What is required: What follows is a block of records; reproduce all of it verbatim.

Data provided:

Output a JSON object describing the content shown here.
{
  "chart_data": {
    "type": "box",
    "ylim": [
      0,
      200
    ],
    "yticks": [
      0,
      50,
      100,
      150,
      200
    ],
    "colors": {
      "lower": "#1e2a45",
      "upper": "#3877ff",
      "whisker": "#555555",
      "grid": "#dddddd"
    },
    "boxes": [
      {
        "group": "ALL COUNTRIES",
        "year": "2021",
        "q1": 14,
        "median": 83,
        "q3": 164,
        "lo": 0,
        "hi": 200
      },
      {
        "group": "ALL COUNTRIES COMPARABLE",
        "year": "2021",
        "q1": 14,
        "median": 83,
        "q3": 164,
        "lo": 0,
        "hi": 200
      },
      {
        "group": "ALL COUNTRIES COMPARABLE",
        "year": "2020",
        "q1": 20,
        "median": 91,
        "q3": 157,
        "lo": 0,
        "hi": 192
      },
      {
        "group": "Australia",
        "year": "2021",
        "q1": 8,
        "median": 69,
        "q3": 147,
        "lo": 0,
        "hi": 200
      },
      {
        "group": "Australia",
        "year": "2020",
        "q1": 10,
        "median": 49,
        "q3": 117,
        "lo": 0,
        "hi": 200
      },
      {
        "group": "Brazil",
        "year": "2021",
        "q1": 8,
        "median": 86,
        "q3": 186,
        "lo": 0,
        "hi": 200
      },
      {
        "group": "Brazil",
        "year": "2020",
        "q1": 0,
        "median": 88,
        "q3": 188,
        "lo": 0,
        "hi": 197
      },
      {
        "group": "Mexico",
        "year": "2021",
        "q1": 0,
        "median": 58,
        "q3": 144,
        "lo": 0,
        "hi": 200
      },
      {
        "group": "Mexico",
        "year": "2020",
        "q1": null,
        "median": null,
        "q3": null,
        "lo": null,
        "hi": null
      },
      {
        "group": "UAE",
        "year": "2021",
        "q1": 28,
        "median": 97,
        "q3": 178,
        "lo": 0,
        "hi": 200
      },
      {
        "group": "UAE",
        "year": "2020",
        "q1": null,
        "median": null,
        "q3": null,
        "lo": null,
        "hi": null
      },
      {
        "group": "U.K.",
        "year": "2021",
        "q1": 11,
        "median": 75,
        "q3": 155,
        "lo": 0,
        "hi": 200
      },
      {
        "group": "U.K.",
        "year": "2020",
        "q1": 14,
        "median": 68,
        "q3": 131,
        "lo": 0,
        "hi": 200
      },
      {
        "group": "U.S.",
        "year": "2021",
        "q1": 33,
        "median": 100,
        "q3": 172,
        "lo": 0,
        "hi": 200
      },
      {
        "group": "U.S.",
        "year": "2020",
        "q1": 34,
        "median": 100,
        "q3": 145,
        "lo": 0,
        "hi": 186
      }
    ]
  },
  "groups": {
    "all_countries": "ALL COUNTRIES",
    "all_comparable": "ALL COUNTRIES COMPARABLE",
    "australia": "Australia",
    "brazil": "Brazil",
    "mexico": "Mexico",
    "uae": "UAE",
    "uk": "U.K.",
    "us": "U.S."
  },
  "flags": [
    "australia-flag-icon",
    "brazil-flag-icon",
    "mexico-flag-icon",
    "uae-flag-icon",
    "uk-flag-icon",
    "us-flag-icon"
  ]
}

Completed task:
Output a JSON object describing the content shown here.
{
  "chart_data": {
    "type": "box",
    "ylim": [
      0,
      200
    ],
    "yticks": [
      0,
      50,
      100,
      150,
      200
    ],
    "colors": {
      "lower": "#1e2a45",
      "upper": "#3877ff",
      "whisker": "#555555",
      "grid": "#dddddd"
    },
    "boxes": [
      {
        "group": "ALL COUNTRIES",
        "year": "2021",
        "q1": 14,
        "median": 83,
        "q3": 164,
        "lo": 0,
        "hi": 200
      },
      {
        "group": "ALL COUNTRIES COMPARABLE",
        "year": "2021",
        "q1": 14,
        "median": 83,
        "q3": 164,
        "lo": 0,
        "hi": 200
      },
      {
        "group": "ALL COUNTRIES COMPARABLE",
        "year": "2020",
        "q1": 20,
        "median": 91,
        "q3": 157,
        "lo": 0,
        "hi": 192
      },
      {
        "group": "Australia",
        "year": "2021",
        "q1": 8,
        "median": 69,
        "q3": 147,
        "lo": 0,
        "hi": 200
      },
      {
        "group": "Australia",
        "year": "2020",
        "q1": 10,
        "median": 49,
        "q3": 117,
        "lo": 0,
        "hi": 200
      },
      {
        "group": "Brazil",
        "year": "2021",
        "q1": 8,
        "median": 86,
        "q3": 186,
        "lo": 0,
        "hi": 200
      },
      {
        "group": "Brazil",
        "year": "2020",
        "q1": 0,
        "median": 88,
        "q3": 188,
        "lo": 0,
        "hi": 197
      },
      {
        "group": "Mexico",
        "year": "2021",
        "q1": 0,
        "median": 58,
        "q3": 144,
        "lo": 0,
        "hi": 200
      },
      {
        "group": "Mexico",
        "year": "2020",
        "q1": null,
        "median": null,
        "q3": null,
        "lo": null,
        "hi": null
      },
      {
        "group": "UAE",
        "year": "2021",
        "q1": 28,
        "median": 97,
        "q3": 178,
        "lo": 0,
        "hi": 200
      },
      {
        "group": "UAE",
        "year": "2020",
        "q1": null,
        "median": null,
        "q3": null,
        "lo": null,
        "hi": null
      },
      {
        "group": "U.K.",
        "year": "2021",
        "q1": 11,
        "median": 75,
        "q3": 155,
        "lo": 0,
        "hi": 200
      },
      {
        "group": "U.K.",
        "year": "2020",
        "q1": 14,
        "median": 68,
        "q3": 131,
        "lo": 0,
        "hi": 200
      },
      {
        "group": "U.S.",
        "year": "2021",
        "q1": 33,
        "median": 100,
        "q3": 172,
        "lo": 0,
        "hi": 200
      },
      {
        "group": "U.S.",
        "year": "2020",
        "q1": 34,
        "median": 100,
        "q3": 145,
        "lo": 0,
        "hi": 186
      }
    ]
  },
  "groups": {
    "all_countries": "ALL COUNTRIES",
    "all_comparable": "ALL COUNTRIES COMPARABLE",
    "australia": "Australia",
    "brazil": "Brazil",
    "mexico": "Mexico",
    "uae": "UAE",
    "uk": "U.K.",
    "us": "U.S."
  },
  "flags": [
    "australia-flag-icon",
    "brazil-flag-icon",
    "mexico-flag-icon",
    "uae-flag-icon",
    "uk-flag-icon",
    "us-flag-icon"
  ]
}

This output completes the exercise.